Chart and figure data:
• • • • • • •

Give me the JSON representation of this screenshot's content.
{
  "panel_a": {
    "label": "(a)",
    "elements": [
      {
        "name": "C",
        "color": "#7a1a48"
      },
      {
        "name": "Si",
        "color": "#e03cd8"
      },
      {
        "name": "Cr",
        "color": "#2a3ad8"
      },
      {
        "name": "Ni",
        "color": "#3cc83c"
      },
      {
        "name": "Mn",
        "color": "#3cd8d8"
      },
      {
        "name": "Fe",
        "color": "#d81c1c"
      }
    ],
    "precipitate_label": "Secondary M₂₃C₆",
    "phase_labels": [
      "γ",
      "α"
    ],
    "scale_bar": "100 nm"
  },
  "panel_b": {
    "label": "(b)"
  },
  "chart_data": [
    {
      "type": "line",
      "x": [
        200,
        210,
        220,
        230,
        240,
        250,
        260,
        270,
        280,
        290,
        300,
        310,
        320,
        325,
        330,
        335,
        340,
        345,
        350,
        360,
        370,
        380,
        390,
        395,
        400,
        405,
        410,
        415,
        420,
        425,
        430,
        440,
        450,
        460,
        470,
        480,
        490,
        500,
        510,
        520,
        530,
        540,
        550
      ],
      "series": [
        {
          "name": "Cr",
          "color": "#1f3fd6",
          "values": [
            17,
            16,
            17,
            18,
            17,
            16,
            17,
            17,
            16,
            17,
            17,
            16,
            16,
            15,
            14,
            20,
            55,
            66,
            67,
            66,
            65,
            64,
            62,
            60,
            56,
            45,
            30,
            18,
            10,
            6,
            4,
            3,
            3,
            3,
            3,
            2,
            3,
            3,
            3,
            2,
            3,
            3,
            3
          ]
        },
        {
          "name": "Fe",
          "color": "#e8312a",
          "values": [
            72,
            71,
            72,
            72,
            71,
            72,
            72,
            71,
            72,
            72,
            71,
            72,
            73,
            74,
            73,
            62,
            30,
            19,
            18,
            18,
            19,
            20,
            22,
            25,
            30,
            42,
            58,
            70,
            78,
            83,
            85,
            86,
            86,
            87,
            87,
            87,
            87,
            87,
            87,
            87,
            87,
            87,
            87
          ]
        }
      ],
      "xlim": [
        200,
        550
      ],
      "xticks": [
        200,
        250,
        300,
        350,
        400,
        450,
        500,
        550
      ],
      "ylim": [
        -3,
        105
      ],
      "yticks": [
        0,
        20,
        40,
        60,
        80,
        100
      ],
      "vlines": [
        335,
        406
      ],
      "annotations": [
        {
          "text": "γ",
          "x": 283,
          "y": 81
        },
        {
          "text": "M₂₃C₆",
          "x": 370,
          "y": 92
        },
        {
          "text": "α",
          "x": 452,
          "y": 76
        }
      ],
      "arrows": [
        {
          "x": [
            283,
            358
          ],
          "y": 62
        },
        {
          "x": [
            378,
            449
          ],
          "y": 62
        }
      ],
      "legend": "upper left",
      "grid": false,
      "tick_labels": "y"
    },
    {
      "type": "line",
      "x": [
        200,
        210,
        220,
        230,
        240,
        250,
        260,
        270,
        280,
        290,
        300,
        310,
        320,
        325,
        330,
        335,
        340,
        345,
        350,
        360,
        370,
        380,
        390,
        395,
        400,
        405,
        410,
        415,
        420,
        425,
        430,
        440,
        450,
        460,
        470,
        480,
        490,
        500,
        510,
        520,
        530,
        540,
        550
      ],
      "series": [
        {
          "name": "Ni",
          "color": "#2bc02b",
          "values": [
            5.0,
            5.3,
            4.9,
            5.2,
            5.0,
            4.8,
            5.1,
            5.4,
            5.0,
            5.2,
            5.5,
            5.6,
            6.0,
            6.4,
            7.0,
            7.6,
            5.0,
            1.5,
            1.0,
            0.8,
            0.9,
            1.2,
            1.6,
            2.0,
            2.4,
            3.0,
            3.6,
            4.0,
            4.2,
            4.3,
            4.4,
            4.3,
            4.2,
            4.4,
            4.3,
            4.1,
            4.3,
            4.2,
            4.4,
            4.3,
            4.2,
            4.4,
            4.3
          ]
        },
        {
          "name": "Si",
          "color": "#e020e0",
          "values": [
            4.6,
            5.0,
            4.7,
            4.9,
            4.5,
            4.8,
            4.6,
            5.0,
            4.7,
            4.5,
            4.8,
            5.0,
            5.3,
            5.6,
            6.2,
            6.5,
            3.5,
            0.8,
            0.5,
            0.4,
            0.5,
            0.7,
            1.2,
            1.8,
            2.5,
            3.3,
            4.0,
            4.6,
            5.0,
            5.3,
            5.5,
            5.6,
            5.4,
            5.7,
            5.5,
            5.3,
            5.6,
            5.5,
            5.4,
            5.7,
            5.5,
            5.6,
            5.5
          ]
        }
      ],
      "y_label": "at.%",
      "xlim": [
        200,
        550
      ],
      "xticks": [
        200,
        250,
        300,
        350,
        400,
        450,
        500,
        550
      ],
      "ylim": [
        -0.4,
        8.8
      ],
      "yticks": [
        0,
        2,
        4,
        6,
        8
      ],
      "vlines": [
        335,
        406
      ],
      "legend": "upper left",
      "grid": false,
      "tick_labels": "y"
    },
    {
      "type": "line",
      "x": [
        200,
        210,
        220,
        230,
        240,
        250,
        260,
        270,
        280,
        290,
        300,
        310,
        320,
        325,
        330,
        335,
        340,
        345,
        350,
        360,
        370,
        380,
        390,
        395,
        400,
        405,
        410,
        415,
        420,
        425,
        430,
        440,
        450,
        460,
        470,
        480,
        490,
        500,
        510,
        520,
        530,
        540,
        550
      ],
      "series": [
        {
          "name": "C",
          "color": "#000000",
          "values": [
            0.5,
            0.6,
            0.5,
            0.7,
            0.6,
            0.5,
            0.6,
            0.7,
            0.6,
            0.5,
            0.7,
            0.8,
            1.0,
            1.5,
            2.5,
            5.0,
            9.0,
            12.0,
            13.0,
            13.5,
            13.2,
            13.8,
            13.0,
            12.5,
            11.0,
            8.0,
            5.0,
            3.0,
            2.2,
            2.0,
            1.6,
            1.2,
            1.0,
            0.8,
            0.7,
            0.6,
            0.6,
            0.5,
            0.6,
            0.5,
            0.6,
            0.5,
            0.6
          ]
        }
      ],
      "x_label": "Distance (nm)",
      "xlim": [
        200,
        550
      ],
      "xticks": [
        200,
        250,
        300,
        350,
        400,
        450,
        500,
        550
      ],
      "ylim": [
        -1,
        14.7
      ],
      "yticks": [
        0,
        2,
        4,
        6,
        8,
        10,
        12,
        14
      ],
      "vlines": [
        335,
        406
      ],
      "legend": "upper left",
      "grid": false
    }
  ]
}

• • • • • • •

Stated exercise: Using the entries above, find all lines with "name". Copy them.

Final result:
        "name": "C",
        "name": "Si",
        "name": "Cr",
        "name": "Ni",
        "name": "Mn",
        "name": "Fe",
          "name": "Cr",
          "name": "Fe",
          "name": "Ni",
          "name": "Si",
          "name": "C",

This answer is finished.